**Your goal:** Locate the line containing "What text is on this page?" in the material below. Copy that line and all following lines through the end exactly, omitting any pictures.

-- START Provided data --

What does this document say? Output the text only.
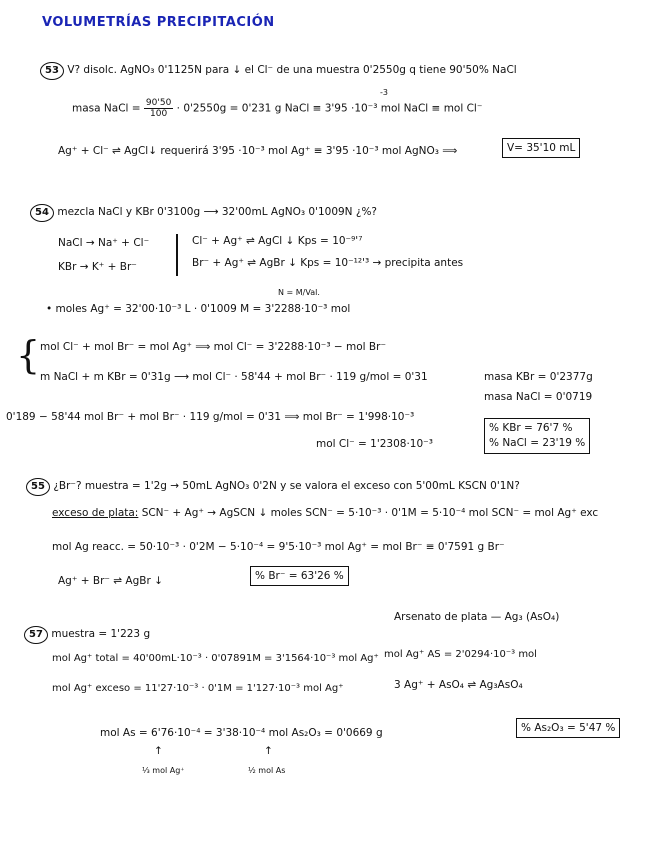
VOLUMETRÍAS PRECIPITACIÓN
53 V? disolc. AgNO₃ 0'1125N para ↓ el Cl⁻ de una muestra 0'2550g q tiene 90'50% NaCl
-3
masa NaCl = $\frac{90'50}{100} \cdot 0'2550g = 0'231$ g NaCl ≡ 3'95 ·10⁻³ mol NaCl ≡ mol Cl⁻
Ag⁺ + Cl⁻ ⇌ AgCl↓ requerirá 3'95 ·10⁻³ mol Ag⁺ ≡ 3'95 ·10⁻³ mol AgNO₃ ⟹	V= 35'10 mL
54 mezcla NaCl y KBr 0'3100g ⟶ 32'00mL AgNO₃ 0'1009N ¿%?
NaCl → Na⁺ + Cl⁻
KBr → K⁺ + Br⁻
Cl⁻ + Ag⁺ ⇌ AgCl ↓ Kps = 10⁻⁹'⁷
Br⁻ + Ag⁺ ⇌ AgBr ↓ Kps = 10⁻¹²'³ → precipita antes
N = M/Val.
• moles Ag⁺ = 32'00·10⁻³ L · 0'1009 M = 3'2288·10⁻³ mol
{ mol Cl⁻ + mol Br⁻ = mol Ag⁺ ⟹ mol Cl⁻ = 3'2288·10⁻³ − mol Br⁻
m NaCl + m KBr = 0'31g ⟶ mol Cl⁻ · 58'44 + mol Br⁻ · 119 g/mol = 0'31	masa KBr = 0'2377g
masa NaCl = 0'0719
0'189 − 58'44 mol Br⁻ + mol Br⁻ · 119 g/mol = 0'31 ⟹ mol Br⁻ = 1'998·10⁻³
mol Cl⁻ = 1'2308·10⁻³
% KBr = 76'7 %
% NaCl = 23'19 %
55 ¿Br⁻? muestra = 1'2g → 50mL AgNO₃ 0'2N y se valora el exceso con 5'00mL KSCN 0'1N?
exceso de plata: SCN⁻ + Ag⁺ → AgSCN ↓ moles SCN⁻ = 5·10⁻³ · 0'1M = 5·10⁻⁴ mol SCN⁻ = mol Ag⁺ exc
mol Ag reacc. = 50·10⁻³ · 0'2M − 5·10⁻⁴ = 9'5·10⁻³ mol Ag⁺ = mol Br⁻ ≡ 0'7591 g Br⁻
Ag⁺ + Br⁻ ⇌ AgBr ↓	% Br⁻ = 63'26 %
57 muestra = 1'223 g
Arsenato de plata — Ag₃ (AsO₄)
mol Ag⁺ total = 40'00mL·10⁻³ · 0'07891M = 3'1564·10⁻³ mol Ag⁺ mol Ag⁺ AS = 2'0294·10⁻³ mol
mol Ag⁺ exceso = 11'27·10⁻³ · 0'1M = 1'127·10⁻³ mol Ag⁺	3 Ag⁺ + AsO₄ ⇌ Ag₃AsO₄
mol As = 6'76·10⁻⁴ = 3'38·10⁻⁴ mol As₂O₃ = 0'0669 g	% As₂O₃ = 5'47 %
↑	↑
⅓ mol Ag⁺	½ mol As
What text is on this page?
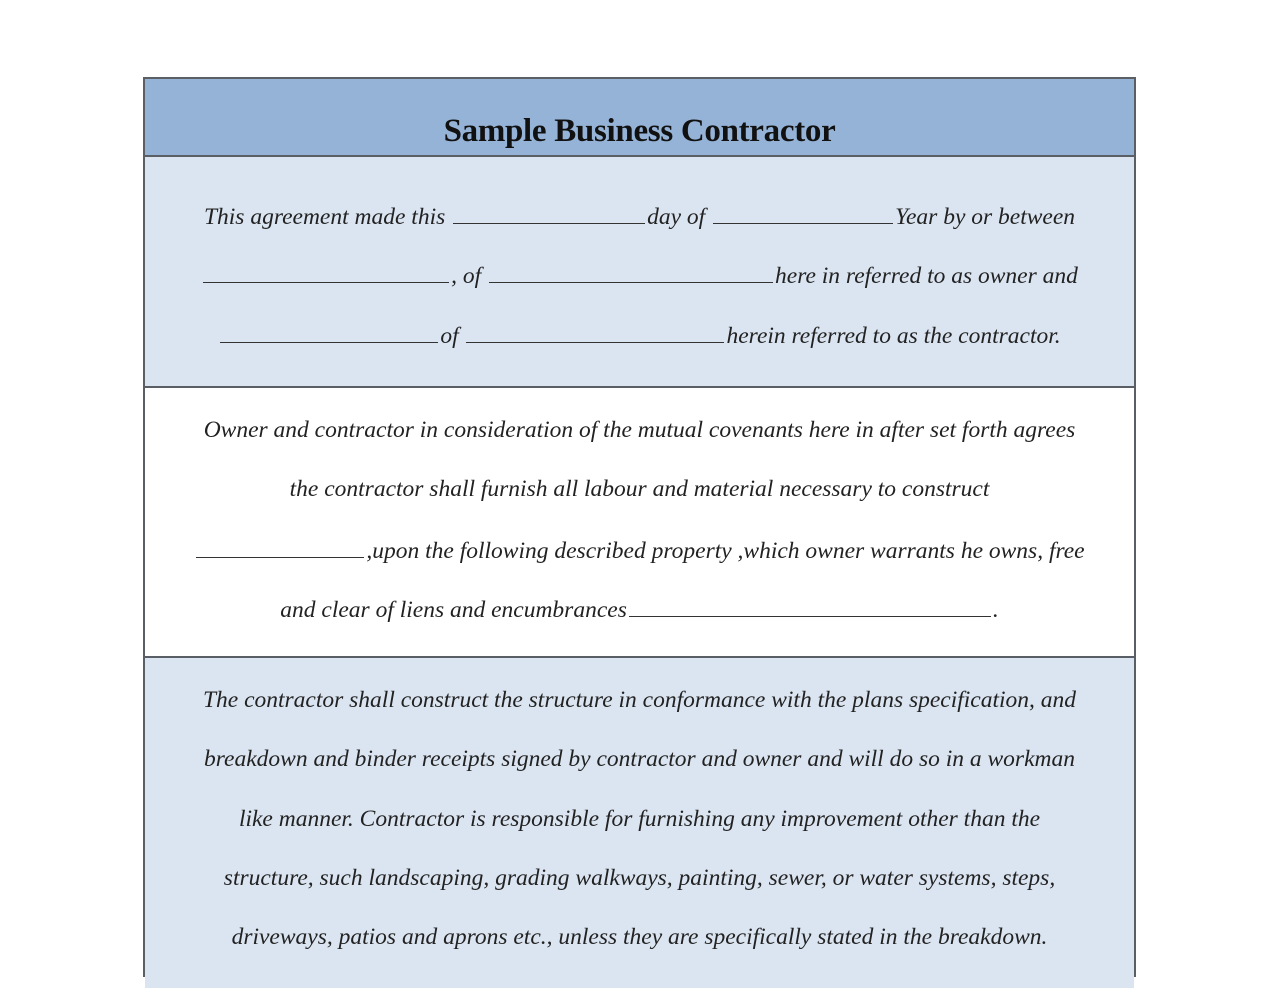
Sample Business Contractor
This agreement made this	day of	Year by or between
, of	here in referred to as owner and
of	herein referred to as the contractor.
Owner and contractor in consideration of the mutual covenants here in after set forth agrees
the contractor shall furnish all labour and material necessary to construct
,upon the following described property ,which owner warrants he owns, free
and clear of liens and encumbrances	.
The contractor shall construct the structure in conformance with the plans specification, and
breakdown and binder receipts signed by contractor and owner and will do so in a workman
like manner. Contractor is responsible for furnishing any improvement other than the
structure, such landscaping, grading walkways, painting, sewer, or water systems, steps,
driveways, patios and aprons etc., unless they are specifically stated in the breakdown.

-- END Provided data --

**The answer:**
What text is on this page?
Sample Business Contractor
This agreement made this	day of	Year by or between
, of	here in referred to as owner and
of	herein referred to as the contractor.
Owner and contractor in consideration of the mutual covenants here in after set forth agrees
the contractor shall furnish all labour and material necessary to construct
,upon the following described property ,which owner warrants he owns, free
and clear of liens and encumbrances	.
The contractor shall construct the structure in conformance with the plans specification, and
breakdown and binder receipts signed by contractor and owner and will do so in a workman
like manner. Contractor is responsible for furnishing any improvement other than the
structure, such landscaping, grading walkways, painting, sewer, or water systems, steps,
driveways, patios and aprons etc., unless they are specifically stated in the breakdown.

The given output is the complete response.